*Given problem*:
From the entries provided below, copy each line that contains the word "values".

*Input material*:

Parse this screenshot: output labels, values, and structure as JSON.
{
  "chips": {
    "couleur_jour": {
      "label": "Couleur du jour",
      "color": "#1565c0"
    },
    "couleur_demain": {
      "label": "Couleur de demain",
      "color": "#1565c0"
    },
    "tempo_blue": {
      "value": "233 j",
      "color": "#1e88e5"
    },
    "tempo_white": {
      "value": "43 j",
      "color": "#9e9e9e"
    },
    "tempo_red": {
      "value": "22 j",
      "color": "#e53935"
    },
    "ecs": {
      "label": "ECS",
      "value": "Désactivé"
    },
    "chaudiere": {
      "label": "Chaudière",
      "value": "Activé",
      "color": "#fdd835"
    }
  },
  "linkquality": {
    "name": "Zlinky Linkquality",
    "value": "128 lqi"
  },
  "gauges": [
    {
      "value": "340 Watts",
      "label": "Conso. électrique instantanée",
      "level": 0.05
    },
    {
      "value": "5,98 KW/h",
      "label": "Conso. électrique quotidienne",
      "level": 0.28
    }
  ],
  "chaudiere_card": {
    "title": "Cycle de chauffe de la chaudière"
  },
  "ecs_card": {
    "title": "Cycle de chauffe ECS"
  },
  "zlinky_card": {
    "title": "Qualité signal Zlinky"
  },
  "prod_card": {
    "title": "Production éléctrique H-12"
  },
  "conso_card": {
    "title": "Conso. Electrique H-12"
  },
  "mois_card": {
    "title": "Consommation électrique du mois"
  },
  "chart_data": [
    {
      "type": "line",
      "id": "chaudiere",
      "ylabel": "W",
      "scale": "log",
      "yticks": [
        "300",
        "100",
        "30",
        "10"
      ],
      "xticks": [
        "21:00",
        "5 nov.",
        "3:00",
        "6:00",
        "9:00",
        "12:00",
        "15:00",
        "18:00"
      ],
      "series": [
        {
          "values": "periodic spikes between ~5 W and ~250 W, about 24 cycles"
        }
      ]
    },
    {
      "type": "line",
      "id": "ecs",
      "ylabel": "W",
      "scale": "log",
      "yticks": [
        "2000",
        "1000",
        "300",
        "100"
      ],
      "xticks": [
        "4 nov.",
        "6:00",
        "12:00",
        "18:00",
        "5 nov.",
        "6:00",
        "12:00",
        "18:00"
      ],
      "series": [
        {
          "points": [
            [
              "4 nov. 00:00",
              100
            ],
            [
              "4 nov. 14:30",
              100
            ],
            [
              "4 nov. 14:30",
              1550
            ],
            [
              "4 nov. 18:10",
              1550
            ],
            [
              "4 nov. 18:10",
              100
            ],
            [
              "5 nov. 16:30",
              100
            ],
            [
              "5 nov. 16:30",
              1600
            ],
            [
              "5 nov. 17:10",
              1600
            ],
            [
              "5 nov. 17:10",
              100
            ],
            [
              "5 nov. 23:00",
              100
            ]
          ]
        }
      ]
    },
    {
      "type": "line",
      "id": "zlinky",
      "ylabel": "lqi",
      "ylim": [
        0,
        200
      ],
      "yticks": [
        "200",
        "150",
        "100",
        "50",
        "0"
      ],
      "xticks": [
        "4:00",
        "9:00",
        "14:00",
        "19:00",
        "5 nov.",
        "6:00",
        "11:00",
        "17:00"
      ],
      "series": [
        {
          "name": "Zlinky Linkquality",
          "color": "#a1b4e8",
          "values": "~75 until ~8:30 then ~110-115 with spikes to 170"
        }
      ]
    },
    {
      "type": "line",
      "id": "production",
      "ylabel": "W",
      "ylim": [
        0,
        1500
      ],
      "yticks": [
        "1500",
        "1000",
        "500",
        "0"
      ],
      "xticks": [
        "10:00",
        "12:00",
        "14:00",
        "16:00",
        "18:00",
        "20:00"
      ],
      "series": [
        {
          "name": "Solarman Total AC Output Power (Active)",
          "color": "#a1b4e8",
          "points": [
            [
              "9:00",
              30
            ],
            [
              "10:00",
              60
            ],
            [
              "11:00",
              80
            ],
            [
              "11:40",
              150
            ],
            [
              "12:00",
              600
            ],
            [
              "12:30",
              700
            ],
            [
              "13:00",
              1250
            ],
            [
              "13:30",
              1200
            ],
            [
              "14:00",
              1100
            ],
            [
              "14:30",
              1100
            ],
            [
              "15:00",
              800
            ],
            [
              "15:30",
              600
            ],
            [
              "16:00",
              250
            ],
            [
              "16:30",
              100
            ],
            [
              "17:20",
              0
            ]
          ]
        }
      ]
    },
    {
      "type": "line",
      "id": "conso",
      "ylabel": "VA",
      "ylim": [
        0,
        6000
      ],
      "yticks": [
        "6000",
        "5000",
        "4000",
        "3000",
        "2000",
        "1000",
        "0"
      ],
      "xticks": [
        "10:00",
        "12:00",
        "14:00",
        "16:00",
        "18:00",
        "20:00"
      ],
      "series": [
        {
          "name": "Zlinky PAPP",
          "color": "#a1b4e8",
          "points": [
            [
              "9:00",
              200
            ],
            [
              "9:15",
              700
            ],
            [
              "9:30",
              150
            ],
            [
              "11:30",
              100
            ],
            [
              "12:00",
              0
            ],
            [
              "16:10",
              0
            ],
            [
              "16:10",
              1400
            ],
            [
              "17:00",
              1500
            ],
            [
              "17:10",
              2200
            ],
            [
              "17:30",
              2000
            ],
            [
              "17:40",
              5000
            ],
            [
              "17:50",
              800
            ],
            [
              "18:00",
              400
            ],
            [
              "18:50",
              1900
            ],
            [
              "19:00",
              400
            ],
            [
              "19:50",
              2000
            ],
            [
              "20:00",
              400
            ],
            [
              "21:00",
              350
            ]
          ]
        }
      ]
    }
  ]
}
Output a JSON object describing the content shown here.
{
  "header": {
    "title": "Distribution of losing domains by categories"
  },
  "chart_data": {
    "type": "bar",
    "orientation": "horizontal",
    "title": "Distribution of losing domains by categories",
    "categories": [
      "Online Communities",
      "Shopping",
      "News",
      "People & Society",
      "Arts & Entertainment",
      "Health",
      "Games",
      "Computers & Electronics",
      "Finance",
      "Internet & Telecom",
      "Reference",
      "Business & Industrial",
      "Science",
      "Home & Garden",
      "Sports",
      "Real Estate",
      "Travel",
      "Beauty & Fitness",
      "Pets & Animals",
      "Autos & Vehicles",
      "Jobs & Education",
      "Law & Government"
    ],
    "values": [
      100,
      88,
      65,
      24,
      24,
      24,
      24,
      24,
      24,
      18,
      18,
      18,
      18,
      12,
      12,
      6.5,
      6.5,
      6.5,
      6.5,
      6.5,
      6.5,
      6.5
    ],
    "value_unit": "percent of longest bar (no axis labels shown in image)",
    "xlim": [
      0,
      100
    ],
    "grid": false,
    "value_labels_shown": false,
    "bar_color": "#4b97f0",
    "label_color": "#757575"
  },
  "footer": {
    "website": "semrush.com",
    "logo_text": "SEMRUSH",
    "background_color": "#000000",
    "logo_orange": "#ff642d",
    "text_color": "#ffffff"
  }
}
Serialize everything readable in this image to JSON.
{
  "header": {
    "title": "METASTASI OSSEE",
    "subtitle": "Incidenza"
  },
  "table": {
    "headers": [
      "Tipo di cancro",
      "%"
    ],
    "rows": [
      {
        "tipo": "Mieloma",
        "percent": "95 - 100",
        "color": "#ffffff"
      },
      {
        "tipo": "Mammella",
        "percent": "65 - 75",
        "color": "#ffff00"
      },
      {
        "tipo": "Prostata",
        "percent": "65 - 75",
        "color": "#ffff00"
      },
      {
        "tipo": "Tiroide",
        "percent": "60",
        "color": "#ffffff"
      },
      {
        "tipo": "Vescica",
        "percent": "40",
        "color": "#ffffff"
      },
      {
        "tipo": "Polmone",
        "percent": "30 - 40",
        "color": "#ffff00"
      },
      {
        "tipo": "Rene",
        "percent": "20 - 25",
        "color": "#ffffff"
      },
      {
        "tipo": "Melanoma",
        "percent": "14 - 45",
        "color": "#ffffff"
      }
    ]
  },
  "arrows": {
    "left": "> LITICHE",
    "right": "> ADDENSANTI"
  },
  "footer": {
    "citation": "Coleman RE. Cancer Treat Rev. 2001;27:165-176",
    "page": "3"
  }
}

*Solved exercise*:
Parse this screenshot: output labels, values, and structure as JSON.
          "values": "periodic spikes between ~5 W and ~250 W, about 24 cycles"
          "values": "~75 until ~8:30 then ~110-115 with spikes to 170"
    "values": [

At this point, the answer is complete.